> [Objective]: Your task is to copy each line that has the word "this".
** begin Records to process **
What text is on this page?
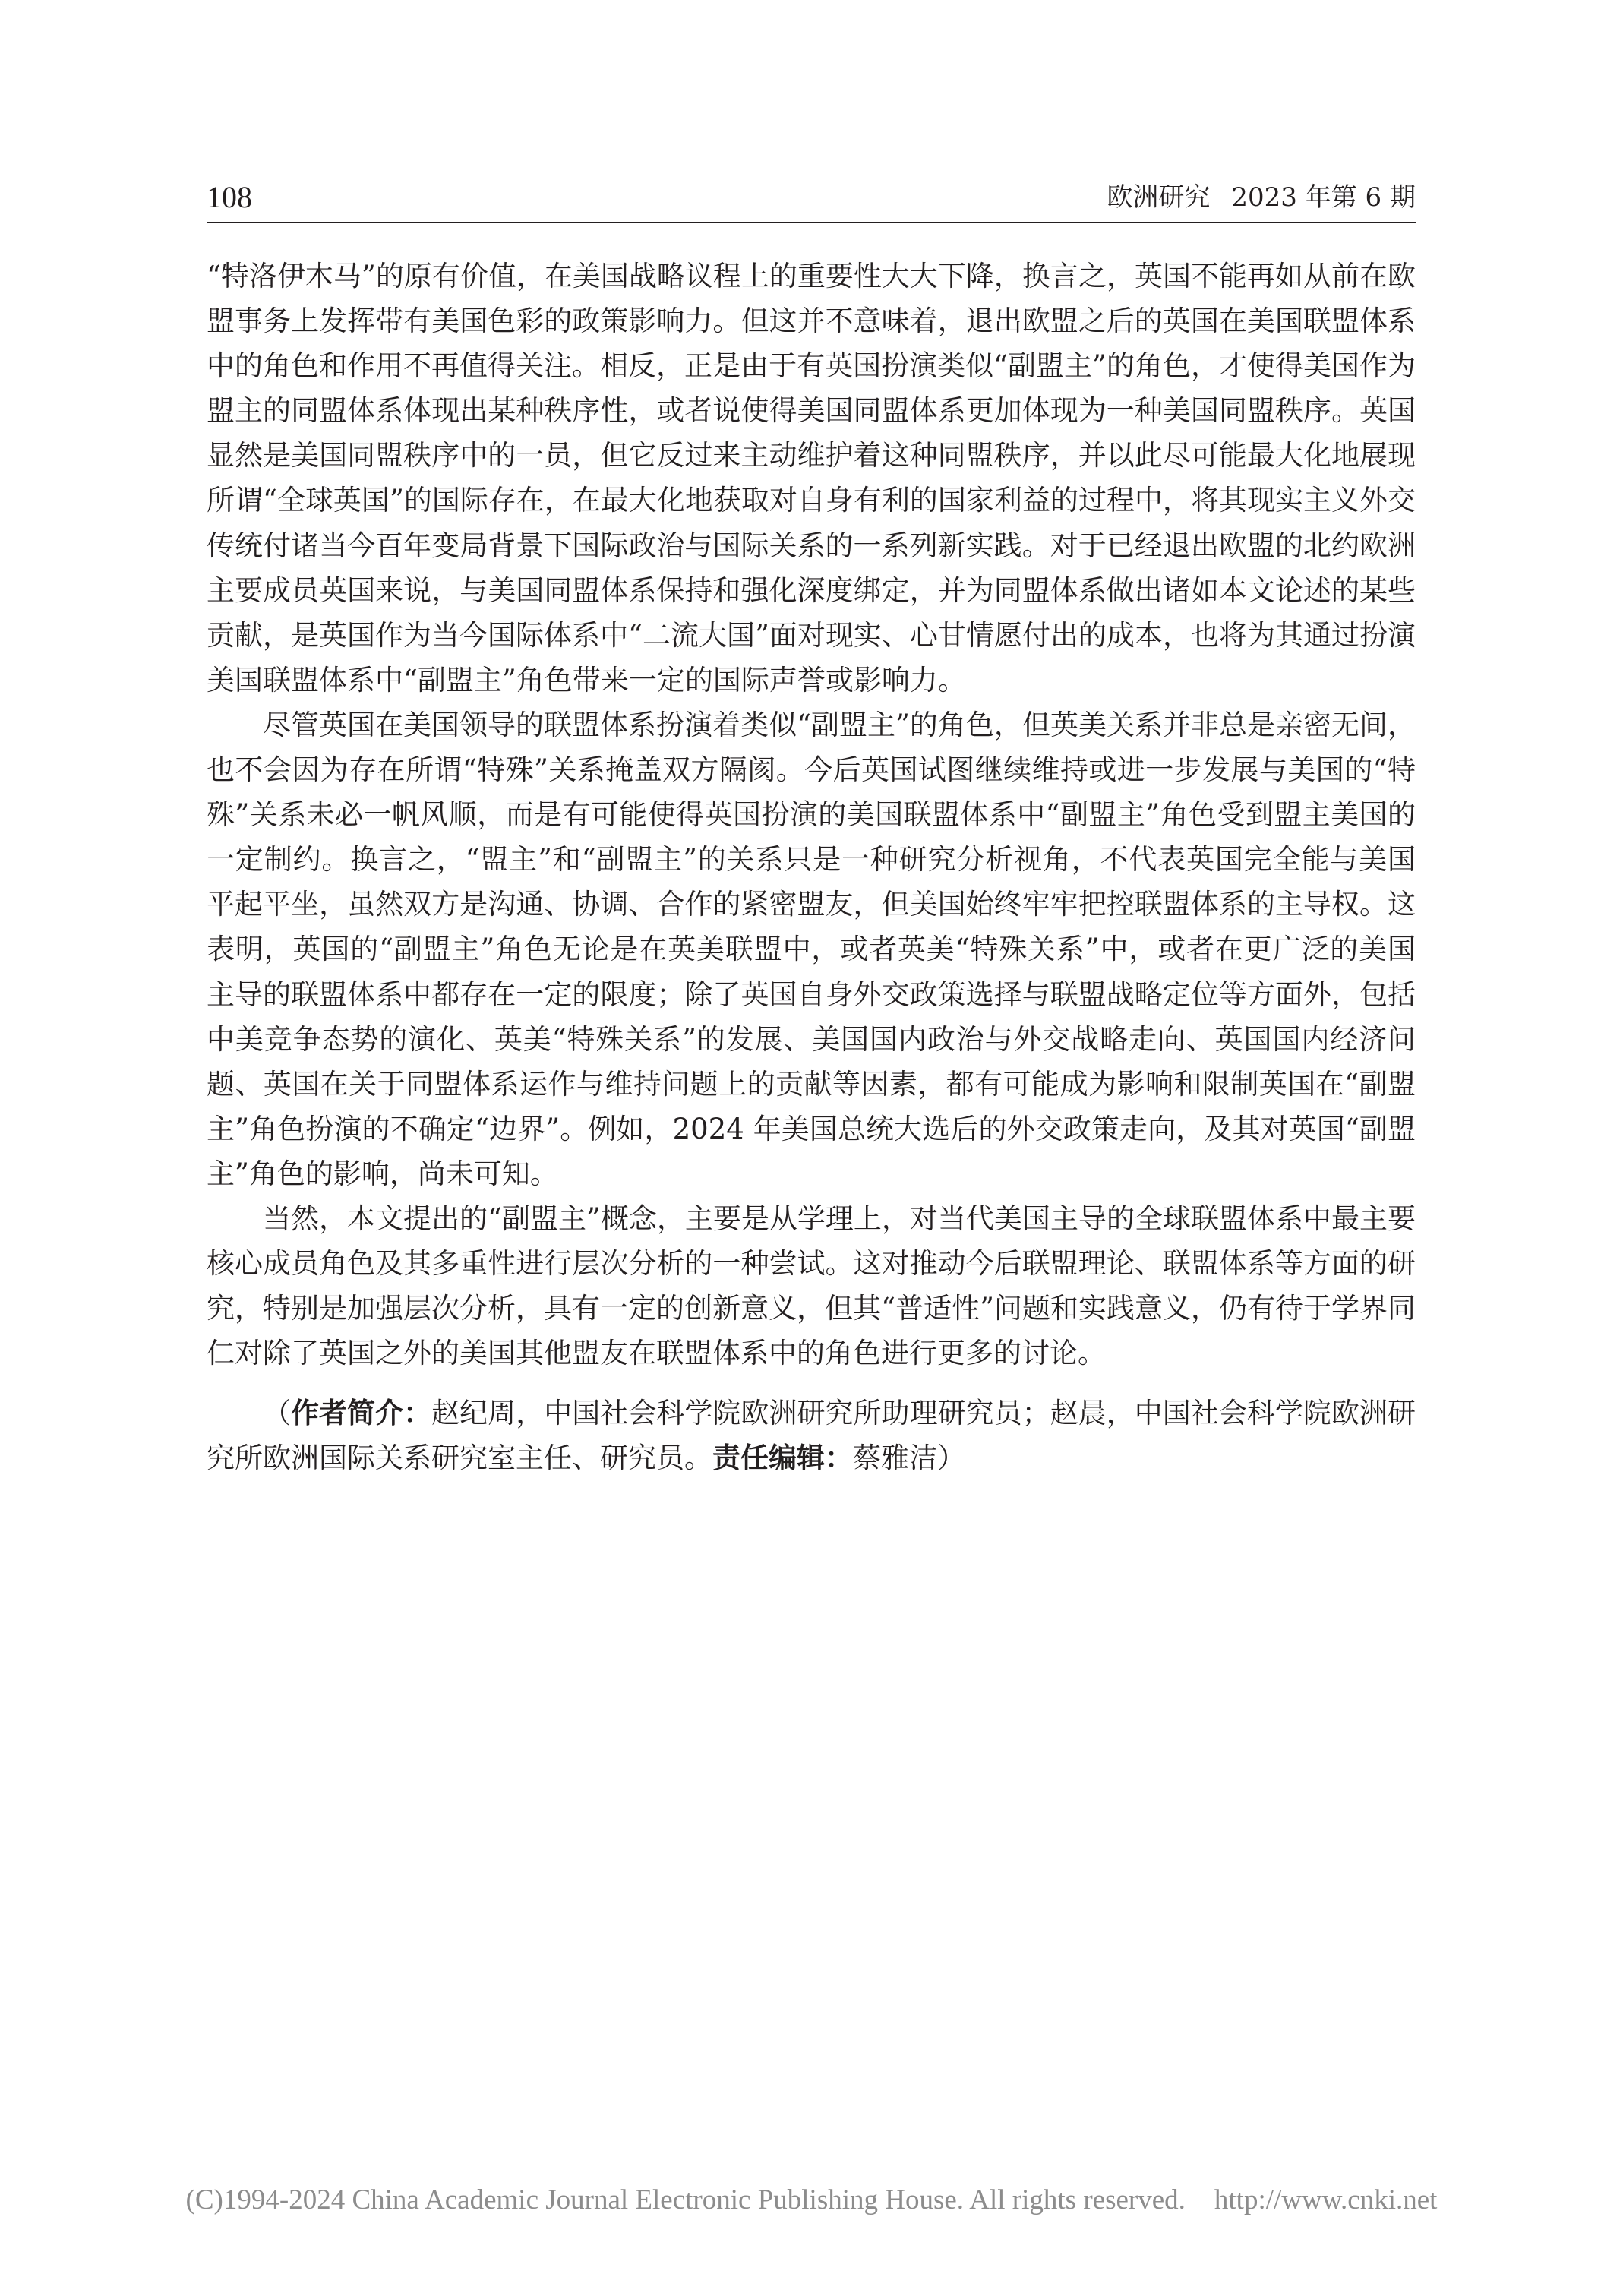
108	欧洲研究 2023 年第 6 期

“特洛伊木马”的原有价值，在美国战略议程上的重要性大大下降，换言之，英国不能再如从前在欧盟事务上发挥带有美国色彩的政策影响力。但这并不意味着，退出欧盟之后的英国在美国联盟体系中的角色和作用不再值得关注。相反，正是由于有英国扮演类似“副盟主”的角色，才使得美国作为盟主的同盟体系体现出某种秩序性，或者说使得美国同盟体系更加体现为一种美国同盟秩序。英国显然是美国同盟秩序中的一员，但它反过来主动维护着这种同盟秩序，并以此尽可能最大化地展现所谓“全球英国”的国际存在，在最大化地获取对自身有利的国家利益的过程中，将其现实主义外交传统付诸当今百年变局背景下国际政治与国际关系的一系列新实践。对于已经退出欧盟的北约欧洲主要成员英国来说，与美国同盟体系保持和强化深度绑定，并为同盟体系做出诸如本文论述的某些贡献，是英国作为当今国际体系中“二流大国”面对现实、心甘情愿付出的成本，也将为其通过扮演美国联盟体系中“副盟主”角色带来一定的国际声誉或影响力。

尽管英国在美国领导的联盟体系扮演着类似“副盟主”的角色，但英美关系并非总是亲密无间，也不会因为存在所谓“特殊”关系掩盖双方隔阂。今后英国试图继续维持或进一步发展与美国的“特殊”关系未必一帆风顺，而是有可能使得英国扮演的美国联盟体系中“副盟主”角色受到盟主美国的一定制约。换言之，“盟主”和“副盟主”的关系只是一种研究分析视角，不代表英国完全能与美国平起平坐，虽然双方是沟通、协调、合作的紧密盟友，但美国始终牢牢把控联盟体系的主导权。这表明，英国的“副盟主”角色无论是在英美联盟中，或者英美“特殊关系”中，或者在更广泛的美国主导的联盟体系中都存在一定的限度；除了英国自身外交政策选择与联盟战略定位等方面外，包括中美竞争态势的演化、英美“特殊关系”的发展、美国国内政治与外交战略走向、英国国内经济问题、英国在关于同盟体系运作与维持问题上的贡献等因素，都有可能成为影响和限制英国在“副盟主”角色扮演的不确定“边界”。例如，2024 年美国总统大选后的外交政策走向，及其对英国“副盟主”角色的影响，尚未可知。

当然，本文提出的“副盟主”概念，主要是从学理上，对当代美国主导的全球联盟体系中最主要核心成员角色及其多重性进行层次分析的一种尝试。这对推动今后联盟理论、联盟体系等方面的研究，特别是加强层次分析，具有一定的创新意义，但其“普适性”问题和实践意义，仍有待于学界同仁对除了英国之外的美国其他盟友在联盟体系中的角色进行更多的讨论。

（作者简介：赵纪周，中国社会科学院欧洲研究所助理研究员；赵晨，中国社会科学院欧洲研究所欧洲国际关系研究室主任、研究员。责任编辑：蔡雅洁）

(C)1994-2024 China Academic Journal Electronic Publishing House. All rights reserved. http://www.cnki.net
** end Records to process **
** begin Records to process **
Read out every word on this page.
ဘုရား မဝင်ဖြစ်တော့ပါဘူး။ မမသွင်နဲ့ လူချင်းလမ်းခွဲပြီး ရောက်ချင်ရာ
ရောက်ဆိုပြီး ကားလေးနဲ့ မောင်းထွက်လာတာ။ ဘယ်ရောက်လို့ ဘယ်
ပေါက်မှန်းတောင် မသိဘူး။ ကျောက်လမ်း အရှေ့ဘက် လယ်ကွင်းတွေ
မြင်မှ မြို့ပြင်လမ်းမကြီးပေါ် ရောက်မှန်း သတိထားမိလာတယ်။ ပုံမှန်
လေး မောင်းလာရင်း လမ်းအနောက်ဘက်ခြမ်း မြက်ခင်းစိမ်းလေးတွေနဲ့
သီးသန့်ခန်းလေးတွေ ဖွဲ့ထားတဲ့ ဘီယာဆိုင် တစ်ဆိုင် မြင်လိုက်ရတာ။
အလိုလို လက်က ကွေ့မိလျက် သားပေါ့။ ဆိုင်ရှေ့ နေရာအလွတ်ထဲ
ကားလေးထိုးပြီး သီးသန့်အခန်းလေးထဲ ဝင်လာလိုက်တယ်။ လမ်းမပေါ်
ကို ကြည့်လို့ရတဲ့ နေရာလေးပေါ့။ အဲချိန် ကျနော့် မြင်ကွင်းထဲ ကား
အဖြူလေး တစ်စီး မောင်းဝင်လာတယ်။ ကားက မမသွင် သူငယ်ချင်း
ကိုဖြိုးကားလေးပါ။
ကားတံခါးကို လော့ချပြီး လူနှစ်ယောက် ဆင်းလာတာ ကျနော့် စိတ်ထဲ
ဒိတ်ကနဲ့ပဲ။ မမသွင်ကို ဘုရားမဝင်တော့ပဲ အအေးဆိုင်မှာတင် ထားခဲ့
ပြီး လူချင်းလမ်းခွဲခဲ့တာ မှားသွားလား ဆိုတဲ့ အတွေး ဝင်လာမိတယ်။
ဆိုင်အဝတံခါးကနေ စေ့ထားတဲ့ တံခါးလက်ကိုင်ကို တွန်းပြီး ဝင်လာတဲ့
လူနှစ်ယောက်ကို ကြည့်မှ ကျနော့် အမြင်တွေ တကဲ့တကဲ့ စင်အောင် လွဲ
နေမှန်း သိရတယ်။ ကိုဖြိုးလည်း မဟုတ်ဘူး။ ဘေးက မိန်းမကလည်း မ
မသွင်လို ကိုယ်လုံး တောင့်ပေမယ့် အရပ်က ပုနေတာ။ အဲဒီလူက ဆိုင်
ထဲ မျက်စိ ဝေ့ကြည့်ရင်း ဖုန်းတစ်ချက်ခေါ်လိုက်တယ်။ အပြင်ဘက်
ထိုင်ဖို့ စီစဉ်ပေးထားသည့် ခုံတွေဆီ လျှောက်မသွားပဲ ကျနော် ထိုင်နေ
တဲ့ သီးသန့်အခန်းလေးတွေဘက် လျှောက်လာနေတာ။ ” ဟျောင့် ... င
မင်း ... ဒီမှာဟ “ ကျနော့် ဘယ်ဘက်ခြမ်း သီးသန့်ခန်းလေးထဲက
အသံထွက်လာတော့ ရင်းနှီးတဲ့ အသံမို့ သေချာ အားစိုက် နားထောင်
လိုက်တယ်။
** end Records to process **
> [Result]:
What text is on this page?
Read out every word on this page.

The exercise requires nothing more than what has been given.